Supplied information –
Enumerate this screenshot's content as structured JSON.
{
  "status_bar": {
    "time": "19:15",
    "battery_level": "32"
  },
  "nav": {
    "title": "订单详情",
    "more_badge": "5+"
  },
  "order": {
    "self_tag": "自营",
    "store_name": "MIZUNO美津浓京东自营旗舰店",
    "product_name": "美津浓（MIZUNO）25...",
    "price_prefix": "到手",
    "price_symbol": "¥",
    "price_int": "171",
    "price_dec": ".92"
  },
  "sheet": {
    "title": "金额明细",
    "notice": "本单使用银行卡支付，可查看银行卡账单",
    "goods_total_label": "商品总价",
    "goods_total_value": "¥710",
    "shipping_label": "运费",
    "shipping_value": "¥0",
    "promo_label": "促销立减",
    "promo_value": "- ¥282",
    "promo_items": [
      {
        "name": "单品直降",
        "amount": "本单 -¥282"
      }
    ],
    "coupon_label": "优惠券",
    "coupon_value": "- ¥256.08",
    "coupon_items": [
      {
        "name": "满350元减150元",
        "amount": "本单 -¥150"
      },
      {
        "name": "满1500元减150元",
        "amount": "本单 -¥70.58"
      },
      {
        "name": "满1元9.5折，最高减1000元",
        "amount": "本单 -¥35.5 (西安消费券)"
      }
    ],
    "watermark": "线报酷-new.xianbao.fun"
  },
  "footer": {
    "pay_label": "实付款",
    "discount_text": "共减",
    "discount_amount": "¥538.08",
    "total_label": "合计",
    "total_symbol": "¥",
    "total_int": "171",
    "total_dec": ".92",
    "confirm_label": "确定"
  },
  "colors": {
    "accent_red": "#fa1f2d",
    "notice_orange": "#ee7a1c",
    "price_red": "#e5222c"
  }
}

Exercise directions –
Copy out each line above, character for character.

Answer for this exercise –
Enumerate this screenshot's content as structured JSON.
{
  "status_bar": {
    "time": "19:15",
    "battery_level": "32"
  },
  "nav": {
    "title": "订单详情",
    "more_badge": "5+"
  },
  "order": {
    "self_tag": "自营",
    "store_name": "MIZUNO美津浓京东自营旗舰店",
    "product_name": "美津浓（MIZUNO）25...",
    "price_prefix": "到手",
    "price_symbol": "¥",
    "price_int": "171",
    "price_dec": ".92"
  },
  "sheet": {
    "title": "金额明细",
    "notice": "本单使用银行卡支付，可查看银行卡账单",
    "goods_total_label": "商品总价",
    "goods_total_value": "¥710",
    "shipping_label": "运费",
    "shipping_value": "¥0",
    "promo_label": "促销立减",
    "promo_value": "- ¥282",
    "promo_items": [
      {
        "name": "单品直降",
        "amount": "本单 -¥282"
      }
    ],
    "coupon_label": "优惠券",
    "coupon_value": "- ¥256.08",
    "coupon_items": [
      {
        "name": "满350元减150元",
        "amount": "本单 -¥150"
      },
      {
        "name": "满1500元减150元",
        "amount": "本单 -¥70.58"
      },
      {
        "name": "满1元9.5折，最高减1000元",
        "amount": "本单 -¥35.5 (西安消费券)"
      }
    ],
    "watermark": "线报酷-new.xianbao.fun"
  },
  "footer": {
    "pay_label": "实付款",
    "discount_text": "共减",
    "discount_amount": "¥538.08",
    "total_label": "合计",
    "total_symbol": "¥",
    "total_int": "171",
    "total_dec": ".92",
    "confirm_label": "确定"
  },
  "colors": {
    "accent_red": "#fa1f2d",
    "notice_orange": "#ee7a1c",
    "price_red": "#e5222c"
  }
}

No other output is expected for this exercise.